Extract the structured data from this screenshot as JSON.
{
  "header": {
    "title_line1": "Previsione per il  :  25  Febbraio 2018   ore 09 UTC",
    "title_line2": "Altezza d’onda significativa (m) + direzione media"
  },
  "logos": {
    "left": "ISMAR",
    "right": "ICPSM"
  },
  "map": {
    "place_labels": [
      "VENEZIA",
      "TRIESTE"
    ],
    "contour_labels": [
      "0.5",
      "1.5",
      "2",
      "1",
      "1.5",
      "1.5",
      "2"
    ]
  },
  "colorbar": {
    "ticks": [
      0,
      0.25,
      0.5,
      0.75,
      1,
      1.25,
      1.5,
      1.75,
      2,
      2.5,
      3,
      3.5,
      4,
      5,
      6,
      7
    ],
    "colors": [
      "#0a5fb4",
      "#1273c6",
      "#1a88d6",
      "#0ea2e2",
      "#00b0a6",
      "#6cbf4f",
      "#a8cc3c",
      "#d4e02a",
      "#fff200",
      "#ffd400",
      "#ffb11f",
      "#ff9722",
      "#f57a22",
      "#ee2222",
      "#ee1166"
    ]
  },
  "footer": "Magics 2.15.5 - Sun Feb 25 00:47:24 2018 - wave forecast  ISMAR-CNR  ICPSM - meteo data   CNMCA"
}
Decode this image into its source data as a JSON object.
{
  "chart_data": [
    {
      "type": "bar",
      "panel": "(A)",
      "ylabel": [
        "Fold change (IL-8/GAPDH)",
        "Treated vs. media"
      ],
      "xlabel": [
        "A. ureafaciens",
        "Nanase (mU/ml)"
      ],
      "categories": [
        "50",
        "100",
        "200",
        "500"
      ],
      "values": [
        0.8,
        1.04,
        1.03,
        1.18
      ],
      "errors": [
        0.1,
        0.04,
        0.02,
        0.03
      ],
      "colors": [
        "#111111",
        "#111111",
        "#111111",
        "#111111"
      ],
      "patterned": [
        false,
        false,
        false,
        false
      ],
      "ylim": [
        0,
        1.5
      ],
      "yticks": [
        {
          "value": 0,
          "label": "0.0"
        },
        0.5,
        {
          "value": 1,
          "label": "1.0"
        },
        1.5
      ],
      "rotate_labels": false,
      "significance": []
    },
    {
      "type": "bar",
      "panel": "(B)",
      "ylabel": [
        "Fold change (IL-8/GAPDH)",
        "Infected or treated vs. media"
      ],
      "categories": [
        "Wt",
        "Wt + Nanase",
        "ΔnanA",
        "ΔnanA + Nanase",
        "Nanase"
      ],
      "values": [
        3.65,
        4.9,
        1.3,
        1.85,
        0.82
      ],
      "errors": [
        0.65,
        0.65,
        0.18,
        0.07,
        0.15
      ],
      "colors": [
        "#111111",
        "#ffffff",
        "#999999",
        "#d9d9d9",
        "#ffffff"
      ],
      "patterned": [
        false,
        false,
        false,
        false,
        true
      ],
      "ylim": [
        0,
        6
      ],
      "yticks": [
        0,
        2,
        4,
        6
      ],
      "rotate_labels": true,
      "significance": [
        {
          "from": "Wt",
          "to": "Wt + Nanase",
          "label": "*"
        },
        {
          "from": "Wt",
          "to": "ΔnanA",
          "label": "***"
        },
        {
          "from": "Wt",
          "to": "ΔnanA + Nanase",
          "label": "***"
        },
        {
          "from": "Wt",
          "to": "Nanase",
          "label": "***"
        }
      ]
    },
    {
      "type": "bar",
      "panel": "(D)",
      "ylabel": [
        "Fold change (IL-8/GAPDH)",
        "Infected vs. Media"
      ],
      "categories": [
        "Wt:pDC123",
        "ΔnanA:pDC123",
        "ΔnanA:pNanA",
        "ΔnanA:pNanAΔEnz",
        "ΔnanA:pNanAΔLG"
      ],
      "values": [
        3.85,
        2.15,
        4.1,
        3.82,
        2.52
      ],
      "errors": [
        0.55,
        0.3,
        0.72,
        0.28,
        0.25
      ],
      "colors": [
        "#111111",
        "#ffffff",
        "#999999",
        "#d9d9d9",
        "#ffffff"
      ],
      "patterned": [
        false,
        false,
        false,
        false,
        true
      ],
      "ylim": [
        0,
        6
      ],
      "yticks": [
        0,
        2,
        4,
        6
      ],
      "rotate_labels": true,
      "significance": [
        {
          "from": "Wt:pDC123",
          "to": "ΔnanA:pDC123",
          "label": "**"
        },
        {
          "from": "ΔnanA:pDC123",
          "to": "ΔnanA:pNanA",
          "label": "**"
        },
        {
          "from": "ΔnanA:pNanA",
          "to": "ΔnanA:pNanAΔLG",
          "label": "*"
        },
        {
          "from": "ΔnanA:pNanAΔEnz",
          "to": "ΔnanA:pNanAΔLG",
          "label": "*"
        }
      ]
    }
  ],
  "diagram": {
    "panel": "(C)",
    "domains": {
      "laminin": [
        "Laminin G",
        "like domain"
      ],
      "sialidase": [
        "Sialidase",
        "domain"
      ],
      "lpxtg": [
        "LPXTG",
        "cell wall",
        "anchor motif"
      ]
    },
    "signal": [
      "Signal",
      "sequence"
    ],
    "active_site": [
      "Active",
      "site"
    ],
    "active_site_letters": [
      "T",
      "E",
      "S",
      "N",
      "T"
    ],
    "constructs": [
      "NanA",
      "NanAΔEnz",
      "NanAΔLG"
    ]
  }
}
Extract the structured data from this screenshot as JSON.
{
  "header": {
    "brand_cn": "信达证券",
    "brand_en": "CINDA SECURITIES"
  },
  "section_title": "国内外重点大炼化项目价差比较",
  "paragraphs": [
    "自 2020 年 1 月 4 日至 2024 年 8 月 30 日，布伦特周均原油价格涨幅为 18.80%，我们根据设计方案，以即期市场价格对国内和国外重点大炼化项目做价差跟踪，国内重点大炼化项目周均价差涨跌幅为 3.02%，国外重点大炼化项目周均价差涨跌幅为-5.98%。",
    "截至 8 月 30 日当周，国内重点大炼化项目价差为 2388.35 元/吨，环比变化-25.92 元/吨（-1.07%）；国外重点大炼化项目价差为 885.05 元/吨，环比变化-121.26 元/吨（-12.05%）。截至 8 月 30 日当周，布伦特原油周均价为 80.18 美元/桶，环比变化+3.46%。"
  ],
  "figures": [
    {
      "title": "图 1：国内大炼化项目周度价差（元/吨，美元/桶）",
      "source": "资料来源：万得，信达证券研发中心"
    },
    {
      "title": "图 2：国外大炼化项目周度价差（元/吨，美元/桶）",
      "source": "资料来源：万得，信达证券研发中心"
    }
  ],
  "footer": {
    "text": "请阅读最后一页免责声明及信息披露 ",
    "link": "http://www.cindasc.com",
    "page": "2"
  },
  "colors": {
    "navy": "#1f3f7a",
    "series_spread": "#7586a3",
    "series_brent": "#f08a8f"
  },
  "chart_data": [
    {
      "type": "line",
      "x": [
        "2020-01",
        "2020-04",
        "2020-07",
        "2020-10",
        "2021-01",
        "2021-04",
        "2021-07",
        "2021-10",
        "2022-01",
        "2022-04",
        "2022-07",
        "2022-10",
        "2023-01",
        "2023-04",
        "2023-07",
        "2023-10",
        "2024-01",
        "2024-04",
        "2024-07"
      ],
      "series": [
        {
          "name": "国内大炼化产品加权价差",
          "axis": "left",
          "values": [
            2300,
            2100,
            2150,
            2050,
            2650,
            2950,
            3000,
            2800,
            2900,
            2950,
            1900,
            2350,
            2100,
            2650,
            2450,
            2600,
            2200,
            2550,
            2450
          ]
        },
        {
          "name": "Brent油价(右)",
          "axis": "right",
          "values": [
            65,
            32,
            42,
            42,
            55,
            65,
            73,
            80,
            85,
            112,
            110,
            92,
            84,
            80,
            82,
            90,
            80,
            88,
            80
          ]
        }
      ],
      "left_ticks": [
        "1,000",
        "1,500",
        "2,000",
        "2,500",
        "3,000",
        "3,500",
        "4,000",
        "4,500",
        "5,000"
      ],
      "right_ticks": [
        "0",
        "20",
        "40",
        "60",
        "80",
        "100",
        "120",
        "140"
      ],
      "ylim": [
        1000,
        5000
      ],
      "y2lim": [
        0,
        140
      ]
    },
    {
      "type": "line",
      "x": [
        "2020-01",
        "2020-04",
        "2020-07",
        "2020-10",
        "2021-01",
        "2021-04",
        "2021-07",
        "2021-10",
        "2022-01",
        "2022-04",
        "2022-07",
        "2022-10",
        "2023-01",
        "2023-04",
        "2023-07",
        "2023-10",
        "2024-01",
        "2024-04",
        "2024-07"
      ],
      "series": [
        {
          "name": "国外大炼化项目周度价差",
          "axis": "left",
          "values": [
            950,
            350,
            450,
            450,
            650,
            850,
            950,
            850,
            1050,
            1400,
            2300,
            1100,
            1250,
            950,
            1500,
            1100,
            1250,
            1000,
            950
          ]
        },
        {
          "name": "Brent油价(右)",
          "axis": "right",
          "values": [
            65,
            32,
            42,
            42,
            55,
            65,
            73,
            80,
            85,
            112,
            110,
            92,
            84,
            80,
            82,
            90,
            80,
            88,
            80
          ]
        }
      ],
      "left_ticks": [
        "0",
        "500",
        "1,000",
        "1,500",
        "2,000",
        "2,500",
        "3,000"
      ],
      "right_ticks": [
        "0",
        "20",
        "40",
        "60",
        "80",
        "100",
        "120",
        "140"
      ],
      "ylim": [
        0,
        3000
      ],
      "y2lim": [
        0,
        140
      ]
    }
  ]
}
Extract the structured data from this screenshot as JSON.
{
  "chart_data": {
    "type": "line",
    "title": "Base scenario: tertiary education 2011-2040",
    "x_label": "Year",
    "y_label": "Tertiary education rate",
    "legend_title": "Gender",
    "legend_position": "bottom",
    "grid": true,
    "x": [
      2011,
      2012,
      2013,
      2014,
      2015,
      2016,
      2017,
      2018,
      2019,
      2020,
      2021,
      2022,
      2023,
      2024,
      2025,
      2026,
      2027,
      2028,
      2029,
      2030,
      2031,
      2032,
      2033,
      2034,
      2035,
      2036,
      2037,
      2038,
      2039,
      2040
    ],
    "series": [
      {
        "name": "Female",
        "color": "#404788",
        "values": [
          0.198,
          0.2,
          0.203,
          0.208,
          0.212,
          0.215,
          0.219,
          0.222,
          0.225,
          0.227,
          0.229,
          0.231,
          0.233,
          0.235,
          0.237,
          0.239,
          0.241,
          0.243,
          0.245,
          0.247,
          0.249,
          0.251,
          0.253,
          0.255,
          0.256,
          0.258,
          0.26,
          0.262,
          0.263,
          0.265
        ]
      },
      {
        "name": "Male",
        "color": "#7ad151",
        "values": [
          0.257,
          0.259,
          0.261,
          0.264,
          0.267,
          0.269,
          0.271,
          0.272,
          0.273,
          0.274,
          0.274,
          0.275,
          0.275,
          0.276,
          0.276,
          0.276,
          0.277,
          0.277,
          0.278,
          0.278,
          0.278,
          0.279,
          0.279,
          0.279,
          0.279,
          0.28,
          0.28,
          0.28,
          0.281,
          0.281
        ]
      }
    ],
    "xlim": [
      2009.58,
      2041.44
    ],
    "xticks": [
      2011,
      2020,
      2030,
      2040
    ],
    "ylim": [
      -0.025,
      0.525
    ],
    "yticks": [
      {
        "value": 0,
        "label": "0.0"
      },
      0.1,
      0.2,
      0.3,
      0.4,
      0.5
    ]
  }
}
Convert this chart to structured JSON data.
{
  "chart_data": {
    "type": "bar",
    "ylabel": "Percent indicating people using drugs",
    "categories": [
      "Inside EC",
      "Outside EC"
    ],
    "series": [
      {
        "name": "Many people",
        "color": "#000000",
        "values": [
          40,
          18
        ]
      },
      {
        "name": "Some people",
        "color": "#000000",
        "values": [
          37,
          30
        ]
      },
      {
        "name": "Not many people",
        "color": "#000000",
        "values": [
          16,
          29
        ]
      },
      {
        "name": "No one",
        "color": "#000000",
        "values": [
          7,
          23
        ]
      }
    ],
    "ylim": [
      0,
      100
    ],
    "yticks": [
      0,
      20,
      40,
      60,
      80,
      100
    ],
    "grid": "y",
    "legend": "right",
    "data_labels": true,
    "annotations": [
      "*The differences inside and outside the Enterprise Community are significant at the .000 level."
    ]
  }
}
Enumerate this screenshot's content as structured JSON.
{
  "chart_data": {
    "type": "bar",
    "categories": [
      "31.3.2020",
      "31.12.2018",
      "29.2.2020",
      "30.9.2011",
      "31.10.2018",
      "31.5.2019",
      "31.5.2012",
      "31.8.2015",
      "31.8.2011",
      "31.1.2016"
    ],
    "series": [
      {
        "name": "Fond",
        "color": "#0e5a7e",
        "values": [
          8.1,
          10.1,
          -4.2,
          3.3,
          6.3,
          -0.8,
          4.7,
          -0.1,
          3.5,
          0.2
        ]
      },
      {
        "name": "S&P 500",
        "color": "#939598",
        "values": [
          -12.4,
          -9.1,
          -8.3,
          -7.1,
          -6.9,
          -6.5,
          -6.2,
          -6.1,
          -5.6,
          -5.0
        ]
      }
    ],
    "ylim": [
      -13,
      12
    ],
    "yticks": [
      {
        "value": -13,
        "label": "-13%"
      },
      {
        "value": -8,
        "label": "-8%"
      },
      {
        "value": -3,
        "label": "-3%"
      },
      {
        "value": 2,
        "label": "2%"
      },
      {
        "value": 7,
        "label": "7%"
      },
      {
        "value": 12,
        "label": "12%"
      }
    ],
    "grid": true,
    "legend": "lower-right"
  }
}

Exercise: Pull every line containing "footer" from the material above.

Answer below:
  "footer": "Magics 2.15.5 - Sun Feb 25 00:47:24 2018 - wave forecast  ISMAR-CNR  ICPSM - meteo data   CNMCA"
  "footer": {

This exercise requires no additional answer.